EXERCISE REQUIREMENTS - Pull out every line containing the string "武汉市蔡甸区科技创业服务中心".

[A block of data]

################

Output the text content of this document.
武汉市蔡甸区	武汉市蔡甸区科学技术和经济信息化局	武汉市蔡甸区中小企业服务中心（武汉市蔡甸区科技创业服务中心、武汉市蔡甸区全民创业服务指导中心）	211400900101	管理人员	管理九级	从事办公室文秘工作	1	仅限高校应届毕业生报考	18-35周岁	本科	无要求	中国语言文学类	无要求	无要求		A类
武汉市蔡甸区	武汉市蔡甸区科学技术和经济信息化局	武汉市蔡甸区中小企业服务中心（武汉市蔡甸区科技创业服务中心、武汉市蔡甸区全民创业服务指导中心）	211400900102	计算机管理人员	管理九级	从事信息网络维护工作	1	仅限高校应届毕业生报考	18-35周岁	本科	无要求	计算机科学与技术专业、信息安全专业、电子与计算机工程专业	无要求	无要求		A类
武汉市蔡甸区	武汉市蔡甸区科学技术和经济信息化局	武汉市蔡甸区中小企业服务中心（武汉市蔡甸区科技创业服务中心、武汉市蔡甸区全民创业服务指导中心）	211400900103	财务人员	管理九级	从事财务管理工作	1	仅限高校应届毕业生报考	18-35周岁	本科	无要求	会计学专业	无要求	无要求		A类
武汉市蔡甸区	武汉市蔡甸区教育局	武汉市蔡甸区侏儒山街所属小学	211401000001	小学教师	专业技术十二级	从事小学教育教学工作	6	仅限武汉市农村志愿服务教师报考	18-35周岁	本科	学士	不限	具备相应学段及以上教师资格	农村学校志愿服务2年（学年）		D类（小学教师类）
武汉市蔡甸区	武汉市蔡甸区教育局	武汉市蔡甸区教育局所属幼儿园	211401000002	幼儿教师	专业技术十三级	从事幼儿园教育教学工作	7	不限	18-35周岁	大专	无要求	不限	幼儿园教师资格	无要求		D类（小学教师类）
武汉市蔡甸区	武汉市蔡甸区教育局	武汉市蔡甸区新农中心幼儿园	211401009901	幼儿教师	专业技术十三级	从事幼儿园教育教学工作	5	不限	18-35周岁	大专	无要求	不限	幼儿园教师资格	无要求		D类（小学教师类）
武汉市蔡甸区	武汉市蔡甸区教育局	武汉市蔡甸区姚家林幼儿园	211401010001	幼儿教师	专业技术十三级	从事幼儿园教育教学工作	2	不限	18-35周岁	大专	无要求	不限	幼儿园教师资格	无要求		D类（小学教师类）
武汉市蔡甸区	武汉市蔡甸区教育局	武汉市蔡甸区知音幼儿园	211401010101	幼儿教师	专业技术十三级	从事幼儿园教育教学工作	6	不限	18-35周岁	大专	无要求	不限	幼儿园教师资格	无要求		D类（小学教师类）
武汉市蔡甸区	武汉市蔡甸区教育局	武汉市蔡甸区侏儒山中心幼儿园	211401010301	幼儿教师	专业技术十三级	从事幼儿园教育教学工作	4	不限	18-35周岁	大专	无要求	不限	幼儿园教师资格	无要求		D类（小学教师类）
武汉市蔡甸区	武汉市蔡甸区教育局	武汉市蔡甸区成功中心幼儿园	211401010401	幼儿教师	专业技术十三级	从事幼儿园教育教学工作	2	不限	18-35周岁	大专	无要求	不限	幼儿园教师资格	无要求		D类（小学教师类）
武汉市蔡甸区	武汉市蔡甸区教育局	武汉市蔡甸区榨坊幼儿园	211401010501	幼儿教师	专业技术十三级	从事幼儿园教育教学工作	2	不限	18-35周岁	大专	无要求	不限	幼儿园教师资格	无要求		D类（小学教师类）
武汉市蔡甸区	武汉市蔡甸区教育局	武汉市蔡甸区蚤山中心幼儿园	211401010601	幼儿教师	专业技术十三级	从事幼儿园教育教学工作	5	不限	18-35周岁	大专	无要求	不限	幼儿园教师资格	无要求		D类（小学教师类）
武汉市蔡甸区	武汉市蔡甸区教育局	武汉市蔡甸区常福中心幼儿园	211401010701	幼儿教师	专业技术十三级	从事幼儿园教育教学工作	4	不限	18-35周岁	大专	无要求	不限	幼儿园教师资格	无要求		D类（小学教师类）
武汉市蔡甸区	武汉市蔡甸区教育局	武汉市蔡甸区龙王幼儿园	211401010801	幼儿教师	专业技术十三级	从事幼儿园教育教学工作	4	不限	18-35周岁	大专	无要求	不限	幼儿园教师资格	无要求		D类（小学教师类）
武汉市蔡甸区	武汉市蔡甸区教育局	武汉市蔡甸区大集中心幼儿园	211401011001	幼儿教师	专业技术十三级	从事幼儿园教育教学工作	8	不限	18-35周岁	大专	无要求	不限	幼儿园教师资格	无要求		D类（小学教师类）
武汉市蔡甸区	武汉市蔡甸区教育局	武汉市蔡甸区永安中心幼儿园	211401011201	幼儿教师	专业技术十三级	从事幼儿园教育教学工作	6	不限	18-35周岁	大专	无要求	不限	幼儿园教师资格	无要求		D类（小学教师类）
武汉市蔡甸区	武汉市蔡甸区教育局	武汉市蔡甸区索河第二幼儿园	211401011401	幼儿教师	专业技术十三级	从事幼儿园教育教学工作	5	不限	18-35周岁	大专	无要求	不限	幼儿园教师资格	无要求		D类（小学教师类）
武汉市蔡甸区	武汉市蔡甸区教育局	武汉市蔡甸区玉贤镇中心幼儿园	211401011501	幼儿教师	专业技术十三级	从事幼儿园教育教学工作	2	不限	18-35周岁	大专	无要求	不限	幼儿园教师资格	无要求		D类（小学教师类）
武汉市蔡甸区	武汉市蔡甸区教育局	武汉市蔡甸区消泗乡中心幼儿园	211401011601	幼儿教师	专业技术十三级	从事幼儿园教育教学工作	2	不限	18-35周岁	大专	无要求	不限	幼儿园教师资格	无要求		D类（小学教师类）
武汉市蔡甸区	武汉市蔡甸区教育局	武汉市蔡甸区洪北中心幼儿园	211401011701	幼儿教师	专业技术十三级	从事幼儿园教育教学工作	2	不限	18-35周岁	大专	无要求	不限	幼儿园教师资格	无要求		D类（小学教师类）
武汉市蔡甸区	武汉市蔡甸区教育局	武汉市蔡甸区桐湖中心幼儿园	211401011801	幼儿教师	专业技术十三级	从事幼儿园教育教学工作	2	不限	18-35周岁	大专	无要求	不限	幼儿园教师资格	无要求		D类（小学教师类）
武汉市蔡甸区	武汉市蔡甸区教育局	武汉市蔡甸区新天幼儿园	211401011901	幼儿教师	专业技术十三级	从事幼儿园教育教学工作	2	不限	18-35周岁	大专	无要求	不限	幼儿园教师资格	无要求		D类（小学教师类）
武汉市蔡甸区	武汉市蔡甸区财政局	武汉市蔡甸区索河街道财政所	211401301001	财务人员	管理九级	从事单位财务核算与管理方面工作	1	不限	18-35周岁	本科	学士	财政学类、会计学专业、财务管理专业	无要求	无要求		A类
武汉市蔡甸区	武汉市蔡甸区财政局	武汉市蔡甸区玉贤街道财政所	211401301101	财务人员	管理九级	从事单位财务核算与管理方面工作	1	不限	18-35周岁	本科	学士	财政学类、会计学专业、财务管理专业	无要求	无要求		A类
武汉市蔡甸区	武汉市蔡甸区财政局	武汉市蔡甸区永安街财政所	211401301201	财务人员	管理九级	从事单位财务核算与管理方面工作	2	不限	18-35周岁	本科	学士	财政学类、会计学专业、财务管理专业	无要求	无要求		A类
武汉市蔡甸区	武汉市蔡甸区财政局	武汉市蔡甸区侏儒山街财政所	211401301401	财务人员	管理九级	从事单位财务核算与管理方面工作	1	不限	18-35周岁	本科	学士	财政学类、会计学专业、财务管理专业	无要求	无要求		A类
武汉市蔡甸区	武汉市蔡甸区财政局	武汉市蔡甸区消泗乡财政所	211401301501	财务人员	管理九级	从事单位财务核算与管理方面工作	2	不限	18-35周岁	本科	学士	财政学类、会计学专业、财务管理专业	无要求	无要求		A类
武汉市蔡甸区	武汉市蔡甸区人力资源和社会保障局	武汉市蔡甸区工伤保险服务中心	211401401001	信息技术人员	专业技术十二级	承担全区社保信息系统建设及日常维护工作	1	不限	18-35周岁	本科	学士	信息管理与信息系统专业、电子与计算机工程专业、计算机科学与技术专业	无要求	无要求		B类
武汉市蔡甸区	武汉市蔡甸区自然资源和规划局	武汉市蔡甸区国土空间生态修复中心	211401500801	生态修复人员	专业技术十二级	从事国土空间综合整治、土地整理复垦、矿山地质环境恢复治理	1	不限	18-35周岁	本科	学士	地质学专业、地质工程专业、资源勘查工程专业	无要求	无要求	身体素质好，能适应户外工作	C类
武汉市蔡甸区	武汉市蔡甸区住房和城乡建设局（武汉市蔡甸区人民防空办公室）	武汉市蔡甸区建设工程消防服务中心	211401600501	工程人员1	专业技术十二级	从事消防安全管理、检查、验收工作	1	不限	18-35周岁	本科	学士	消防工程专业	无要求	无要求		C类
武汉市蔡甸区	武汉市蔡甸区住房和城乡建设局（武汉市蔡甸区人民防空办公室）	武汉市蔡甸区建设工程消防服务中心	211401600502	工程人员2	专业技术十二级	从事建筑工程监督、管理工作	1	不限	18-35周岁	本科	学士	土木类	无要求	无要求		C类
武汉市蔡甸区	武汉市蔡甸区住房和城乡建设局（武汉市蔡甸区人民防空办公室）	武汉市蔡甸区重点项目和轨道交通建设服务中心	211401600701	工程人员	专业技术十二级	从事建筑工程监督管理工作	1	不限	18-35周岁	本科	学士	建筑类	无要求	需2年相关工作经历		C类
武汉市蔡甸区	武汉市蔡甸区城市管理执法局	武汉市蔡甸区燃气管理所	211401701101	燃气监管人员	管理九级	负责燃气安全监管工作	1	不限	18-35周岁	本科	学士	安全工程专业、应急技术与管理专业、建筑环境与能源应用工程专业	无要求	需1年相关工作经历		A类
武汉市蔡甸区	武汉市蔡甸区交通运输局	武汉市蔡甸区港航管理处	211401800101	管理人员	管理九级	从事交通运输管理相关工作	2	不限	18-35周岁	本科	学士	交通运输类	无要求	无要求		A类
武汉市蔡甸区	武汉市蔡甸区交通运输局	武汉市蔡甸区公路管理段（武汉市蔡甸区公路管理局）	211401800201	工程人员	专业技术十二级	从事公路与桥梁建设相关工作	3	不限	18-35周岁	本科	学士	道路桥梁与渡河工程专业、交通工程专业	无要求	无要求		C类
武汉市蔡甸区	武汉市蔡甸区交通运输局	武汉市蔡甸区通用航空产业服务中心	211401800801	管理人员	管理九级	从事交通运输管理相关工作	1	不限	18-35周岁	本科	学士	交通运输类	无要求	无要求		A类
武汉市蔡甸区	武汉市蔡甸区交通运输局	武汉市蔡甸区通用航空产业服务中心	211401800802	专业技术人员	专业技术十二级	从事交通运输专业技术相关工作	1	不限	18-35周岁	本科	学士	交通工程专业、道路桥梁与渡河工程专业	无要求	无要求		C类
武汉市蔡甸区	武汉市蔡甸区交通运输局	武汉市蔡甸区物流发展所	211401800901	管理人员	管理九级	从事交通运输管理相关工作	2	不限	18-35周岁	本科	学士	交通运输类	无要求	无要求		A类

################

FULL OUTPUT -
武汉市蔡甸区	武汉市蔡甸区科学技术和经济信息化局	武汉市蔡甸区中小企业服务中心（武汉市蔡甸区科技创业服务中心、武汉市蔡甸区全民创业服务指导中心）	211400900101	管理人员	管理九级	从事办公室文秘工作	1	仅限高校应届毕业生报考	18-35周岁	本科	无要求	中国语言文学类	无要求	无要求		A类
武汉市蔡甸区	武汉市蔡甸区科学技术和经济信息化局	武汉市蔡甸区中小企业服务中心（武汉市蔡甸区科技创业服务中心、武汉市蔡甸区全民创业服务指导中心）	211400900102	计算机管理人员	管理九级	从事信息网络维护工作	1	仅限高校应届毕业生报考	18-35周岁	本科	无要求	计算机科学与技术专业、信息安全专业、电子与计算机工程专业	无要求	无要求		A类
武汉市蔡甸区	武汉市蔡甸区科学技术和经济信息化局	武汉市蔡甸区中小企业服务中心（武汉市蔡甸区科技创业服务中心、武汉市蔡甸区全民创业服务指导中心）	211400900103	财务人员	管理九级	从事财务管理工作	1	仅限高校应届毕业生报考	18-35周岁	本科	无要求	会计学专业	无要求	无要求		A类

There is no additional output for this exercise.